Search the material below for the word "type" and copy every line in which it occurs.

[GIVEN INFORMATION start]

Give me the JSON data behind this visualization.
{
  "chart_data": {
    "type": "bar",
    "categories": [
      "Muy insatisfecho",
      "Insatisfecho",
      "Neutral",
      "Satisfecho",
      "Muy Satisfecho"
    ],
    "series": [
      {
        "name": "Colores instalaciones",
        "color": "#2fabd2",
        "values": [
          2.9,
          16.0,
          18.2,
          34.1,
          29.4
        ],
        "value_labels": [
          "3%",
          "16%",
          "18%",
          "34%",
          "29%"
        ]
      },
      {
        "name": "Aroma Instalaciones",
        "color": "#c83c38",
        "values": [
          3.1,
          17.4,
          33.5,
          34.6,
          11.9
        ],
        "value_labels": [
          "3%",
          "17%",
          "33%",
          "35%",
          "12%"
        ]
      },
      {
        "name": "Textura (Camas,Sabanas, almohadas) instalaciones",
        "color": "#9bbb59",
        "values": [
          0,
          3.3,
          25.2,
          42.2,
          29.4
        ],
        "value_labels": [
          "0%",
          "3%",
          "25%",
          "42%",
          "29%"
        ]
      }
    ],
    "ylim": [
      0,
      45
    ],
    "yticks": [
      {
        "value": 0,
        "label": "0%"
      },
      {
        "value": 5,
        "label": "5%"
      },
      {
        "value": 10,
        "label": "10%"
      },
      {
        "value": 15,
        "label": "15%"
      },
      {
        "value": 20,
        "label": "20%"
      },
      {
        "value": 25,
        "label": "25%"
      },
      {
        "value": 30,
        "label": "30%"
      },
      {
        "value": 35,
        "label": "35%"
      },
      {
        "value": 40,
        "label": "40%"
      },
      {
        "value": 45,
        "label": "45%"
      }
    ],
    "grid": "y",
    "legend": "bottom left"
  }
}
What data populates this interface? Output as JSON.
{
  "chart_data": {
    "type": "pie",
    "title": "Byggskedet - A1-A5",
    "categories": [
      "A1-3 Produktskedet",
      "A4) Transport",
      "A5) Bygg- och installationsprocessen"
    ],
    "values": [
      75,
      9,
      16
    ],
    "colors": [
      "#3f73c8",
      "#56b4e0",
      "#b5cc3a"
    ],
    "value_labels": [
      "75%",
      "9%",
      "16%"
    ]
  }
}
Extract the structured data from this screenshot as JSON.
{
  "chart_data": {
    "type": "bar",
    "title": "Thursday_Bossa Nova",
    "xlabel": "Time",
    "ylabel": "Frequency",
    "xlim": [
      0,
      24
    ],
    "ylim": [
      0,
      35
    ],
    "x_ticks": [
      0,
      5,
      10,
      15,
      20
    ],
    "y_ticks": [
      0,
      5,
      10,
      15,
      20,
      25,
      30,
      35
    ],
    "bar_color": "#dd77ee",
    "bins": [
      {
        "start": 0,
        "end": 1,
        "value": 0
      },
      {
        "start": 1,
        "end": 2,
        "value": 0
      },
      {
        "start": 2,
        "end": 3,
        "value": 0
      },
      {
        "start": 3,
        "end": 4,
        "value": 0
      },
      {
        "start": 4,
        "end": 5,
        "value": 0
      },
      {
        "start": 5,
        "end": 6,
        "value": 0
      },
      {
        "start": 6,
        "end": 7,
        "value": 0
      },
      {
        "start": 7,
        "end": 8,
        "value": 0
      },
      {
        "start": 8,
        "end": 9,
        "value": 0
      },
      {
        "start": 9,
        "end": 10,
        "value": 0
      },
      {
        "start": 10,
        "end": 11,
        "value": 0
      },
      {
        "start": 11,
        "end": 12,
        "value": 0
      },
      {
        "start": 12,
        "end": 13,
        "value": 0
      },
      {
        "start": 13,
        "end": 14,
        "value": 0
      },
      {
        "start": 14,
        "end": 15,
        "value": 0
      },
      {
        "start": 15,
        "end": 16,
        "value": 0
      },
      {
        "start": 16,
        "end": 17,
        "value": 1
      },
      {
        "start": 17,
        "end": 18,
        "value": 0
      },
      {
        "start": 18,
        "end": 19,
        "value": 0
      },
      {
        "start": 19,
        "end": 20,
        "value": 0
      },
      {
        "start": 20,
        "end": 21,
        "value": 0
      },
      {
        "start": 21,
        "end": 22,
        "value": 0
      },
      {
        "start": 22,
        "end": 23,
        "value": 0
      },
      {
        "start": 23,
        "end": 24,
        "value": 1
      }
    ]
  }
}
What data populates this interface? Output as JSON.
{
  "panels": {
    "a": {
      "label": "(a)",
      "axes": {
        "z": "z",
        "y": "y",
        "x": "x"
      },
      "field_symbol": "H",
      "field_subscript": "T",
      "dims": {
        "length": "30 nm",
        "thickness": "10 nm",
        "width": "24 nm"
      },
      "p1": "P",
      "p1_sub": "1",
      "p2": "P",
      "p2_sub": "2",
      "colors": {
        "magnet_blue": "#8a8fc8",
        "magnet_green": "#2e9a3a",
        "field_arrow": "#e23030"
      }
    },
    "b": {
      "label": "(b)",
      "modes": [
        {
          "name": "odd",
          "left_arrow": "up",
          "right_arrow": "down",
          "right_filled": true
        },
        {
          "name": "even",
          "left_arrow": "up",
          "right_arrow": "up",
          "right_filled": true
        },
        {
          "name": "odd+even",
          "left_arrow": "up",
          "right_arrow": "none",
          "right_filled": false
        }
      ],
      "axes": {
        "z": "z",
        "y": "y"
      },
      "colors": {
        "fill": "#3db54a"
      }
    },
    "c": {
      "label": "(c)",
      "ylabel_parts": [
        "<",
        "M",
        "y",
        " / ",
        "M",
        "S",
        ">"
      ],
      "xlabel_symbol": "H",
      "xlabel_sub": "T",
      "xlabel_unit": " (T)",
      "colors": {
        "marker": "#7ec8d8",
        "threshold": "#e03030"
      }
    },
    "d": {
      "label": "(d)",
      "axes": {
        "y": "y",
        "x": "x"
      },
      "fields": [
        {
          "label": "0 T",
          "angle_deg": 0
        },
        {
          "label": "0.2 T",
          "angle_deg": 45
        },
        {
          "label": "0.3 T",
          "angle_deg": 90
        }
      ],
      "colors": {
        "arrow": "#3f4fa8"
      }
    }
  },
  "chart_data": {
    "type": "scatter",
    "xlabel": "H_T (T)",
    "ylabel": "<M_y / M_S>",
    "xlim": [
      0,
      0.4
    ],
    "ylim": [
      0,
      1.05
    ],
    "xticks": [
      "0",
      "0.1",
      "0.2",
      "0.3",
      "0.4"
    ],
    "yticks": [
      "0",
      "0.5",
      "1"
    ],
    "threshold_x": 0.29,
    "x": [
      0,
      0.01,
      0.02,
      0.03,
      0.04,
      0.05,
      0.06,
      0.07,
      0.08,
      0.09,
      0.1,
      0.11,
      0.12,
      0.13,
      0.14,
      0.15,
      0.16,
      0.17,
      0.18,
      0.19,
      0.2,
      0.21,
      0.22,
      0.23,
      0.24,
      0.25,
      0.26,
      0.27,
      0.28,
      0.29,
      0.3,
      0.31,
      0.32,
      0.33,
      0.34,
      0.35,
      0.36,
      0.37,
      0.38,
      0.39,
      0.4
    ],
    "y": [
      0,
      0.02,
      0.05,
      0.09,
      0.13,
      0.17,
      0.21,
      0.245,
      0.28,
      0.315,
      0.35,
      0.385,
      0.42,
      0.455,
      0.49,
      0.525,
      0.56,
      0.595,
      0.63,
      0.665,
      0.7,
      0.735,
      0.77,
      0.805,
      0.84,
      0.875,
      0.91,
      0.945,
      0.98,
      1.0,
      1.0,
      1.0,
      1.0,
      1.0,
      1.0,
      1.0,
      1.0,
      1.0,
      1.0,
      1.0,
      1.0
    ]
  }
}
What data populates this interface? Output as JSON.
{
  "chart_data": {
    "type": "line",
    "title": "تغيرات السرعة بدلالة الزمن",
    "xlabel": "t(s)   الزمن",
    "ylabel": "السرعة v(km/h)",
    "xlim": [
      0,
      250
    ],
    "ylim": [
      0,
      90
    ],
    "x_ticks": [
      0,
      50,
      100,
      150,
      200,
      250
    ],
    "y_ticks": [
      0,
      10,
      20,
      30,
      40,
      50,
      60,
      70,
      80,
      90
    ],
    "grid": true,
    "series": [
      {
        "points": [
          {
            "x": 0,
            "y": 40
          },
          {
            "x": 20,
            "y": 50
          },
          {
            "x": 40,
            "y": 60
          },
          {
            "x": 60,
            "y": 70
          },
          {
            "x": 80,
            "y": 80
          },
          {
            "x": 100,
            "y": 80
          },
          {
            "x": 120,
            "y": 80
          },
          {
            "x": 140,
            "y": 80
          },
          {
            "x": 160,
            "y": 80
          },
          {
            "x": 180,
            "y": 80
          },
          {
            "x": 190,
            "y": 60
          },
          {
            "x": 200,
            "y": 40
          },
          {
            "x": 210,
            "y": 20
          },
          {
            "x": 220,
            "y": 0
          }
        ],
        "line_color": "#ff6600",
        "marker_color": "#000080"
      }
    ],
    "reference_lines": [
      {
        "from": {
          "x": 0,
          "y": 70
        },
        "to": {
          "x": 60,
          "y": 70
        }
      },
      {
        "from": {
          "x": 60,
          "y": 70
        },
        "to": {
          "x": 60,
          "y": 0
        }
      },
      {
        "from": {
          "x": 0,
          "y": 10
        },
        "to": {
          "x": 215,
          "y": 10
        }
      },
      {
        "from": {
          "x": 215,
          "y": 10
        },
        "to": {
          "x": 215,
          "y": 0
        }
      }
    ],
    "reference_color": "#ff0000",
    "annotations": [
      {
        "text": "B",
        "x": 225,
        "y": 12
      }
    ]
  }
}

[GIVEN INFORMATION end]

**THE OUTPUT:**
    "type": "bar",
    "type": "pie",
    "type": "bar",
    "type": "scatter",
    "type": "line",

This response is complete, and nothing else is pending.